◆ **Request**:
Copy out each line of the data that holds the word "Zimt".

**********

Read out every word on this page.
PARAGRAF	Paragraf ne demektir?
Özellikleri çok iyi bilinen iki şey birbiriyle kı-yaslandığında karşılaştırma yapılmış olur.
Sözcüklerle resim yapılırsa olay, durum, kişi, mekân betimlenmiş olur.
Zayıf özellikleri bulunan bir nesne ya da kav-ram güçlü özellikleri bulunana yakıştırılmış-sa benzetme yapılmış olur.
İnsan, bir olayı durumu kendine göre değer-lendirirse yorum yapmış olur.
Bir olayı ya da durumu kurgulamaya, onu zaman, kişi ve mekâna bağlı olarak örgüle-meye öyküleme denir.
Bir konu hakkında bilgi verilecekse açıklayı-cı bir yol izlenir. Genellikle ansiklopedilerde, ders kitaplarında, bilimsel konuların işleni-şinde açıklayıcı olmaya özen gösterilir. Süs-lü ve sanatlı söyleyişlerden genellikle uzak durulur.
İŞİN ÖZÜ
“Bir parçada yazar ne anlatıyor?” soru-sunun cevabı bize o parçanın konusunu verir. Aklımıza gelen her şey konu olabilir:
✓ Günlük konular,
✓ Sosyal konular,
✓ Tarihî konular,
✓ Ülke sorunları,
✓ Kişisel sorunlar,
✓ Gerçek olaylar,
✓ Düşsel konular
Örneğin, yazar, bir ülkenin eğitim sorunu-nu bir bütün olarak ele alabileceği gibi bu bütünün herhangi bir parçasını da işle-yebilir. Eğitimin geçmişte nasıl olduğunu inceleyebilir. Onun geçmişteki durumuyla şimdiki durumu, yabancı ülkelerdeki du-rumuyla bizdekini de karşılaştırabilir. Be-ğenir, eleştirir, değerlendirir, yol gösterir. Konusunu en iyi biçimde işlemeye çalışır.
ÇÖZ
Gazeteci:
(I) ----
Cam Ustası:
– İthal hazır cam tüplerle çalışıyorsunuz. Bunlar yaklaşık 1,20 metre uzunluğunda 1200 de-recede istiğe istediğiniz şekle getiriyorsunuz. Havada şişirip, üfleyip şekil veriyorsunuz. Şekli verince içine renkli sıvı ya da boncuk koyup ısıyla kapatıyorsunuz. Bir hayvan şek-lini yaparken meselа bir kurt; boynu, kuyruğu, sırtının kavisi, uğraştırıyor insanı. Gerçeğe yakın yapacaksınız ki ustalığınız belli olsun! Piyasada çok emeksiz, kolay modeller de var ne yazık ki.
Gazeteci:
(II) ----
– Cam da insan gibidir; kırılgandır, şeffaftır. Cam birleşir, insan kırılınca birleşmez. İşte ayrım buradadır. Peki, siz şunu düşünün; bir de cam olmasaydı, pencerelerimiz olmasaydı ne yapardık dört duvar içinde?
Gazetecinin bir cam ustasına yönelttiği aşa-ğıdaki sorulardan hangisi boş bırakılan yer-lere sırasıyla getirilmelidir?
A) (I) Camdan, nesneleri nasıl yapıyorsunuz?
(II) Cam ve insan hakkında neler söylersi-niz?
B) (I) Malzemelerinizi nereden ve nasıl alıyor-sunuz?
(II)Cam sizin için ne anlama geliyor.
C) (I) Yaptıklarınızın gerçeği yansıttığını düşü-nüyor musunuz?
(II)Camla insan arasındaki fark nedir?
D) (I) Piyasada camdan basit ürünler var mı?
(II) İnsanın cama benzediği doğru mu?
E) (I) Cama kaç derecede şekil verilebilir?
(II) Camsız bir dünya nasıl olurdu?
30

**********

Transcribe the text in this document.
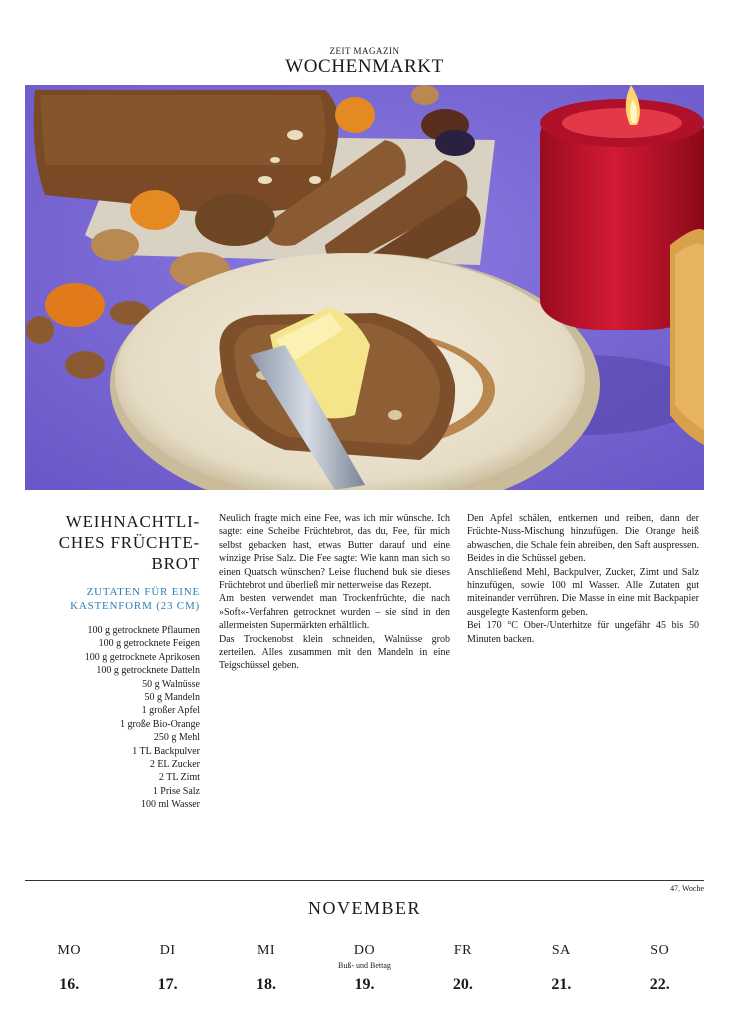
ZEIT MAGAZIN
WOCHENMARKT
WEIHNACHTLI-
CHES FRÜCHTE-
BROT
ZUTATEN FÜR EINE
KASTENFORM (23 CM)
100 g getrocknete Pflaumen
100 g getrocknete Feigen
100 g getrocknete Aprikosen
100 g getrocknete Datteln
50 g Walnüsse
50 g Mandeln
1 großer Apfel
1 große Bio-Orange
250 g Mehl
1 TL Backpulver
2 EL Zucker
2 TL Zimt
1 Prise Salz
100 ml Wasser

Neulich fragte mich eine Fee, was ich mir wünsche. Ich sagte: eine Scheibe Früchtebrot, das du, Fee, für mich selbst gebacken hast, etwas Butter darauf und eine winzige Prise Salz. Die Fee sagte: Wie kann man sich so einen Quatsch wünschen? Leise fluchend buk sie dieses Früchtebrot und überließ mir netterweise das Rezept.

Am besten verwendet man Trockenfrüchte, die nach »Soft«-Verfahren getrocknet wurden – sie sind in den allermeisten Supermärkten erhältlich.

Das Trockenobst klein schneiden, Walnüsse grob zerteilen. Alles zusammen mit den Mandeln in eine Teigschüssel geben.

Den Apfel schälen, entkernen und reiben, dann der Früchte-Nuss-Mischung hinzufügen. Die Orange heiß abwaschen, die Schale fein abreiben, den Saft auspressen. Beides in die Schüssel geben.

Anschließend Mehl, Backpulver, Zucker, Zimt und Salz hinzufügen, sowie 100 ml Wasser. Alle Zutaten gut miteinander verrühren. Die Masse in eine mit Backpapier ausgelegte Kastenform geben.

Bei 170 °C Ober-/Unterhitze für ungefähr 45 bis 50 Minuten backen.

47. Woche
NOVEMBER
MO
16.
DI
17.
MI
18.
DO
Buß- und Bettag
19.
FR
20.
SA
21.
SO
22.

**********

◆ **Complete response**:
2 TL Zimt
Anschließend Mehl, Backpulver, Zucker, Zimt und Salz hinzufügen, sowie 100 ml Wasser. Alle Zutaten gut miteinander verrühren. Die Masse in eine mit Backpapier ausgelegte Kastenform geben.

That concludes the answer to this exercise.